## Exercise brief
Copy out each line exactly as it appears.

## start Data

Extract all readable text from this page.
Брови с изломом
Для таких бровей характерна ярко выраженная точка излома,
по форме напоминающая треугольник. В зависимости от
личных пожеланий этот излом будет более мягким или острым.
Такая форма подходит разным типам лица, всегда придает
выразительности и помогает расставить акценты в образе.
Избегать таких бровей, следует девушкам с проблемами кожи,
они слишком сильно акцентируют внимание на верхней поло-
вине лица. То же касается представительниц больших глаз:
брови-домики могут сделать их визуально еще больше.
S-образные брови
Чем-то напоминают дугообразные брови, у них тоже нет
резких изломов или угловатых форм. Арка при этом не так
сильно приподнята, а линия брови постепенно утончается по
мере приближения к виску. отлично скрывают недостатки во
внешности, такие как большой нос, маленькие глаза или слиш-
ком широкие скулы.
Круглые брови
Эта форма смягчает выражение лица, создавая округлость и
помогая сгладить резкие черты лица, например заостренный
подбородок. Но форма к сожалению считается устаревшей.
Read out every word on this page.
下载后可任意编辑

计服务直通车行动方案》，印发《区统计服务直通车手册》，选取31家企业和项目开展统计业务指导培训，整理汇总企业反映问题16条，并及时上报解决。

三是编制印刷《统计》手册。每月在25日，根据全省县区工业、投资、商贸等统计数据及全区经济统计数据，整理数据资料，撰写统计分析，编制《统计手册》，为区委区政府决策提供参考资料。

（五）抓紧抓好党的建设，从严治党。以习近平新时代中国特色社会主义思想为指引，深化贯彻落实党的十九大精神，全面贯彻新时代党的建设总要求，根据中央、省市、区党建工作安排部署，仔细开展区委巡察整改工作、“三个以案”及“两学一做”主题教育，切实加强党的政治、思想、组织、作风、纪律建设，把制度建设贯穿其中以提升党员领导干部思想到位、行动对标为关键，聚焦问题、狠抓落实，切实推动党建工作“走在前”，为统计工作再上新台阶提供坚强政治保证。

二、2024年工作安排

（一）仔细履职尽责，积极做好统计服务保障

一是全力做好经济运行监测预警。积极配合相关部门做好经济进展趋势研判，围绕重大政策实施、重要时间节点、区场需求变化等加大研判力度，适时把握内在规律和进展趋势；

## end Data

## The reply
Extract all readable text from this page.
Брови с изломом
Для таких бровей характерна ярко выраженная точка излома,
по форме напоминающая треугольник. В зависимости от
личных пожеланий этот излом будет более мягким или острым.
Такая форма подходит разным типам лица, всегда придает
выразительности и помогает расставить акценты в образе.
Избегать таких бровей, следует девушкам с проблемами кожи,
они слишком сильно акцентируют внимание на верхней поло-
вине лица. То же касается представительниц больших глаз:
брови-домики могут сделать их визуально еще больше.
S-образные брови
Чем-то напоминают дугообразные брови, у них тоже нет
резких изломов или угловатых форм. Арка при этом не так
сильно приподнята, а линия брови постепенно утончается по
мере приближения к виску. отлично скрывают недостатки во
внешности, такие как большой нос, маленькие глаза или слиш-
ком широкие скулы.
Круглые брови
Эта форма смягчает выражение лица, создавая округлость и
помогая сгладить резкие черты лица, например заостренный
подбородок. Но форма к сожалению считается устаревшей.
Read out every word on this page.
下载后可任意编辑

计服务直通车行动方案》，印发《区统计服务直通车手册》，选取31家企业和项目开展统计业务指导培训，整理汇总企业反映问题16条，并及时上报解决。

三是编制印刷《统计》手册。每月在25日，根据全省县区工业、投资、商贸等统计数据及全区经济统计数据，整理数据资料，撰写统计分析，编制《统计手册》，为区委区政府决策提供参考资料。

（五）抓紧抓好党的建设，从严治党。以习近平新时代中国特色社会主义思想为指引，深化贯彻落实党的十九大精神，全面贯彻新时代党的建设总要求，根据中央、省市、区党建工作安排部署，仔细开展区委巡察整改工作、“三个以案”及“两学一做”主题教育，切实加强党的政治、思想、组织、作风、纪律建设，把制度建设贯穿其中以提升党员领导干部思想到位、行动对标为关键，聚焦问题、狠抓落实，切实推动党建工作“走在前”，为统计工作再上新台阶提供坚强政治保证。

二、2024年工作安排

（一）仔细履职尽责，积极做好统计服务保障

一是全力做好经济运行监测预警。积极配合相关部门做好经济进展趋势研判，围绕重大政策实施、重要时间节点、区场需求变化等加大研判力度，适时把握内在规律和进展趋势；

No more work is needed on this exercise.